* _Instructions to follow_:
Reproduce the lines below from the one that contains "Read this page and output its text content." through the end, inclusive, and add nothing.

[Recorded data]
☆ ☆ ☆ ☆ ☆ ☆ ☆
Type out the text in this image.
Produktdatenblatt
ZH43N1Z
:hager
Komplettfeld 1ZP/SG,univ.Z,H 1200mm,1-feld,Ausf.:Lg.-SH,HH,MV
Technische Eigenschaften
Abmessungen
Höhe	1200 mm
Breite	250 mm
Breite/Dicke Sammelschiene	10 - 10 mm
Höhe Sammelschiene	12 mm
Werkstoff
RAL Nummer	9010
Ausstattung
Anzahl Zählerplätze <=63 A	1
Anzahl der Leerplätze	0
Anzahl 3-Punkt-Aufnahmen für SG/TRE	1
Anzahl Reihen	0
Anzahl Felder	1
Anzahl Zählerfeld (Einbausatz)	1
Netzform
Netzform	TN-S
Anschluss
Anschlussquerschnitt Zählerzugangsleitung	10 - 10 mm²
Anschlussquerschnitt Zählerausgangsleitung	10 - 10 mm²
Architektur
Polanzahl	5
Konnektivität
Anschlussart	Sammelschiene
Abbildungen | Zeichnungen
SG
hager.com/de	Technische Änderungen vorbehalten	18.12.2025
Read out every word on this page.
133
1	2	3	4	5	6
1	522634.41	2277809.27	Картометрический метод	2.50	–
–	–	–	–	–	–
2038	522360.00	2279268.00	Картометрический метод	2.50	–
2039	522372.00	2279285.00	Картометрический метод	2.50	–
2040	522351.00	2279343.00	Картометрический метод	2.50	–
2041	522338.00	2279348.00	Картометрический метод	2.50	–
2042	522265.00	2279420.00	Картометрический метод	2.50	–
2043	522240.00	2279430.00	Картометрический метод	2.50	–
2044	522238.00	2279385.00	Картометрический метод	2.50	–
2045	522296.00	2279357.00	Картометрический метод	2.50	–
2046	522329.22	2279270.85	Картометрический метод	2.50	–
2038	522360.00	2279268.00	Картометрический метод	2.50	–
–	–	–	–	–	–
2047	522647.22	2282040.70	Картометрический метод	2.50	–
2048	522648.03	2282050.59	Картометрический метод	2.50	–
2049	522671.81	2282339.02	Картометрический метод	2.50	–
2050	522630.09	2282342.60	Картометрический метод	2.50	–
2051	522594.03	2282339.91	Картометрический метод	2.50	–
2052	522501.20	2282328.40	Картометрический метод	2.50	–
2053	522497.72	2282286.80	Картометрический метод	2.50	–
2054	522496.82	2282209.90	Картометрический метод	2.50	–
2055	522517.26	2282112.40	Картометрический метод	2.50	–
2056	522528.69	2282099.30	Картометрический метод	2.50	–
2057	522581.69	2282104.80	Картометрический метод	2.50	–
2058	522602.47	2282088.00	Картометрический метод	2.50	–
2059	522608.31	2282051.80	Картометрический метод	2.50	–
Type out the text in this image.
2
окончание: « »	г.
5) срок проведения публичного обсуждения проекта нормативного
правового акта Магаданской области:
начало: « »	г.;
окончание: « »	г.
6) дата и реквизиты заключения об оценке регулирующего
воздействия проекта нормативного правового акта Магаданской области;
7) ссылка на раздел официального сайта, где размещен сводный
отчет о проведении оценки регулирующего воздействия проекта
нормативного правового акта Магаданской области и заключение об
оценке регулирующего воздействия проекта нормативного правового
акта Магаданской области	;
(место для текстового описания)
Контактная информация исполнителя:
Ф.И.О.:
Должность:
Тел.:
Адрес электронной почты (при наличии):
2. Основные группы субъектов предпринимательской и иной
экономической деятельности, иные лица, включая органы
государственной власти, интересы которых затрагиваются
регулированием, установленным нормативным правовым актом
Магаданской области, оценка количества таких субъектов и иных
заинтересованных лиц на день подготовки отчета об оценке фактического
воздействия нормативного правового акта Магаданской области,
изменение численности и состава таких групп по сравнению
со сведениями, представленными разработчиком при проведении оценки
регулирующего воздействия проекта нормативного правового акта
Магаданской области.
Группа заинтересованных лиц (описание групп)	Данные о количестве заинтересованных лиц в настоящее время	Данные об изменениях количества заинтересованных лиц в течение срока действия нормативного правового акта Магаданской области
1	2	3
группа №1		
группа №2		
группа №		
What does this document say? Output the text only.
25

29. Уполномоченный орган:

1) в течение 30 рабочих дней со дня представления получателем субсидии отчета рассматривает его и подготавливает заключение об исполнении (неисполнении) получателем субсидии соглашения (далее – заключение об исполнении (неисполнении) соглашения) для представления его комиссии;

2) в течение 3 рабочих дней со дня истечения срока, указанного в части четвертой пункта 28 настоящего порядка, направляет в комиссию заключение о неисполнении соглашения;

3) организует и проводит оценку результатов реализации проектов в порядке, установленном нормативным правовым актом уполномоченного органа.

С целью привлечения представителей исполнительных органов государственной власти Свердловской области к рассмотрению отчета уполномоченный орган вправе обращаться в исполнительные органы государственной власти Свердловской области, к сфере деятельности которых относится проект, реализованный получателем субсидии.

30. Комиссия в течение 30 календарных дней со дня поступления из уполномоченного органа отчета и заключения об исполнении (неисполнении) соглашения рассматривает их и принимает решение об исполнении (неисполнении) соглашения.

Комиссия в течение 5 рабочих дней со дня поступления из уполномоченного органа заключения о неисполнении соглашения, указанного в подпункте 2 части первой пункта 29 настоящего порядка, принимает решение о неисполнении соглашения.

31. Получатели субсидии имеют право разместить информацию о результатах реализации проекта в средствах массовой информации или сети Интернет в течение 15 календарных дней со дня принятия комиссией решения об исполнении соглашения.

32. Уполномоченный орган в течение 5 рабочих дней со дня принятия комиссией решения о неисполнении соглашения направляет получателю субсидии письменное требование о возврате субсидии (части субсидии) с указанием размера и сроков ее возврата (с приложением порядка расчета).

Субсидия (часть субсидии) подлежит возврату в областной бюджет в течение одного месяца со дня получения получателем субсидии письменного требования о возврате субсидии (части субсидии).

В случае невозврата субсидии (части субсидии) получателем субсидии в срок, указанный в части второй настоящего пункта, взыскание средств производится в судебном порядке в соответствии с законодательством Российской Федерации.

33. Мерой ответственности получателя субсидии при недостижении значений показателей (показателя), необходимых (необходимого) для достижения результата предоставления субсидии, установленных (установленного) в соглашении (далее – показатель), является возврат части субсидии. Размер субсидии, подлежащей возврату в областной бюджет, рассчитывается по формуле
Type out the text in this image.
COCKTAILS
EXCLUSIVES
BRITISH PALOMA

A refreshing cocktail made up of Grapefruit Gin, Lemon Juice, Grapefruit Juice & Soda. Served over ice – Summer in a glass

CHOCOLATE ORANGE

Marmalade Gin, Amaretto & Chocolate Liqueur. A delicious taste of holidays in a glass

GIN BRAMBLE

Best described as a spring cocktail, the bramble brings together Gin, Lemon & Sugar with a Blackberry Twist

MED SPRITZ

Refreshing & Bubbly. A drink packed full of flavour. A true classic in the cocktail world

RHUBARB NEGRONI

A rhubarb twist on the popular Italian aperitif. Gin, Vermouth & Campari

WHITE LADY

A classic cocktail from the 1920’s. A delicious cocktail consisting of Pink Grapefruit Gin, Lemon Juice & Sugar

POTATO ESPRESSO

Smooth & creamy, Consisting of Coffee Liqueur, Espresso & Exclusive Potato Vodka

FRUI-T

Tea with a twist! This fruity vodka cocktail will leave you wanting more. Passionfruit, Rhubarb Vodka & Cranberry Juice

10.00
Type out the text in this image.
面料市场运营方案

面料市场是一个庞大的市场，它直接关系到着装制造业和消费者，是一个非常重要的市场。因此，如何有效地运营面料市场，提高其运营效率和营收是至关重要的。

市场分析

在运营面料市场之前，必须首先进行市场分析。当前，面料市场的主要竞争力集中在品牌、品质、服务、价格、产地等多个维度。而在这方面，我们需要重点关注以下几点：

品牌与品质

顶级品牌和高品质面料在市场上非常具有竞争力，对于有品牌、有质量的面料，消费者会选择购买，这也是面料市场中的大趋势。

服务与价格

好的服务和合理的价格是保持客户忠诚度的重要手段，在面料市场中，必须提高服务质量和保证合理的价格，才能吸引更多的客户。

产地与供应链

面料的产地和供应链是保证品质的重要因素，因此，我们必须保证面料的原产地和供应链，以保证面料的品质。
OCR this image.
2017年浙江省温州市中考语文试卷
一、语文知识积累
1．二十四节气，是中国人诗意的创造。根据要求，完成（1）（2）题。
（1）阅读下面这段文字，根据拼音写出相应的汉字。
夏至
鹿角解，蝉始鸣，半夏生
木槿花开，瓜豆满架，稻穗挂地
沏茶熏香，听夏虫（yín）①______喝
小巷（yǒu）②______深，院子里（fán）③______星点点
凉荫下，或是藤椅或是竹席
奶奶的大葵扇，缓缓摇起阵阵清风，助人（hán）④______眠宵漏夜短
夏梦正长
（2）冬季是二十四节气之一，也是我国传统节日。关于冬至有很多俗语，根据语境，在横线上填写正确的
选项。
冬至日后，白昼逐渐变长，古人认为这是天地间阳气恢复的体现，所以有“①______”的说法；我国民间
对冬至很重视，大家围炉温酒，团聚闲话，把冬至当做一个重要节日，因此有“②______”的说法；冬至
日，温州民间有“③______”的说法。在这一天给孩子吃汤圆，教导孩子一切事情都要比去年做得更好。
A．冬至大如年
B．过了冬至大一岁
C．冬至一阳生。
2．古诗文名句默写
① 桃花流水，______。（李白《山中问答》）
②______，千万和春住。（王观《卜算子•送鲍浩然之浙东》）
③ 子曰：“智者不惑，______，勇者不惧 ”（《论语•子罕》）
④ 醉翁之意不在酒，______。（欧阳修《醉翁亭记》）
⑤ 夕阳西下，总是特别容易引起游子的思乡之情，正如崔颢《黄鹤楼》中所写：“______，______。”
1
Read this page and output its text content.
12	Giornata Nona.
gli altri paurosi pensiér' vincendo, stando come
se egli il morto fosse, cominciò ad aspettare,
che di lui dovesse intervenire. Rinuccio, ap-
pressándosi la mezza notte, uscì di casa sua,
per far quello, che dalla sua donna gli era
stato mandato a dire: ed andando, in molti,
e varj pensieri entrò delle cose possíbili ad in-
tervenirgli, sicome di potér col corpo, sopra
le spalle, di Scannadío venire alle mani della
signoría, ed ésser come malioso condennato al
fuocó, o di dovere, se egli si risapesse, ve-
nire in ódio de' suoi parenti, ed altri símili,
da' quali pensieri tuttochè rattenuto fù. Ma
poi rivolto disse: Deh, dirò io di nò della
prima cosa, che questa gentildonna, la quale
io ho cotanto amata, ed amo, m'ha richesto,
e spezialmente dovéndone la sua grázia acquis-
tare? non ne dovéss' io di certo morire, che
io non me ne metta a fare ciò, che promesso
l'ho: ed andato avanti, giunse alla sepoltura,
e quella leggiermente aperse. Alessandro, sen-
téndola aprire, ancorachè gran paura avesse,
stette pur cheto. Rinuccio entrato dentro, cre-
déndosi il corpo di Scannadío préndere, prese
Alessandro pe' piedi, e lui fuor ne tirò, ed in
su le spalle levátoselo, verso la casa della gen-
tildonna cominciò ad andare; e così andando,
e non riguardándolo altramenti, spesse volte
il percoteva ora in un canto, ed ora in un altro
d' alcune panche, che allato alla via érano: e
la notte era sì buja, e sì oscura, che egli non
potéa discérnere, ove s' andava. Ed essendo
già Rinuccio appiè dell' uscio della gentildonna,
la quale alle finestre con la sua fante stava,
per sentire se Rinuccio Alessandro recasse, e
☆ ☆ ☆ ☆ ☆ ☆ ☆
* _The solution_:
Read this page and output its text content.
12	Giornata Nona.
gli altri paurosi pensiér' vincendo, stando come
se egli il morto fosse, cominciò ad aspettare,
che di lui dovesse intervenire. Rinuccio, ap-
pressándosi la mezza notte, uscì di casa sua,
per far quello, che dalla sua donna gli era
stato mandato a dire: ed andando, in molti,
e varj pensieri entrò delle cose possíbili ad in-
tervenirgli, sicome di potér col corpo, sopra
le spalle, di Scannadío venire alle mani della
signoría, ed ésser come malioso condennato al
fuocó, o di dovere, se egli si risapesse, ve-
nire in ódio de' suoi parenti, ed altri símili,
da' quali pensieri tuttochè rattenuto fù. Ma
poi rivolto disse: Deh, dirò io di nò della
prima cosa, che questa gentildonna, la quale
io ho cotanto amata, ed amo, m'ha richesto,
e spezialmente dovéndone la sua grázia acquis-
tare? non ne dovéss' io di certo morire, che
io non me ne metta a fare ciò, che promesso
l'ho: ed andato avanti, giunse alla sepoltura,
e quella leggiermente aperse. Alessandro, sen-
téndola aprire, ancorachè gran paura avesse,
stette pur cheto. Rinuccio entrato dentro, cre-
déndosi il corpo di Scannadío préndere, prese
Alessandro pe' piedi, e lui fuor ne tirò, ed in
su le spalle levátoselo, verso la casa della gen-
tildonna cominciò ad andare; e così andando,
e non riguardándolo altramenti, spesse volte
il percoteva ora in un canto, ed ora in un altro
d' alcune panche, che allato alla via érano: e
la notte era sì buja, e sì oscura, che egli non
potéa discérnere, ove s' andava. Ed essendo
già Rinuccio appiè dell' uscio della gentildonna,
la quale alle finestre con la sua fante stava,
per sentire se Rinuccio Alessandro recasse, e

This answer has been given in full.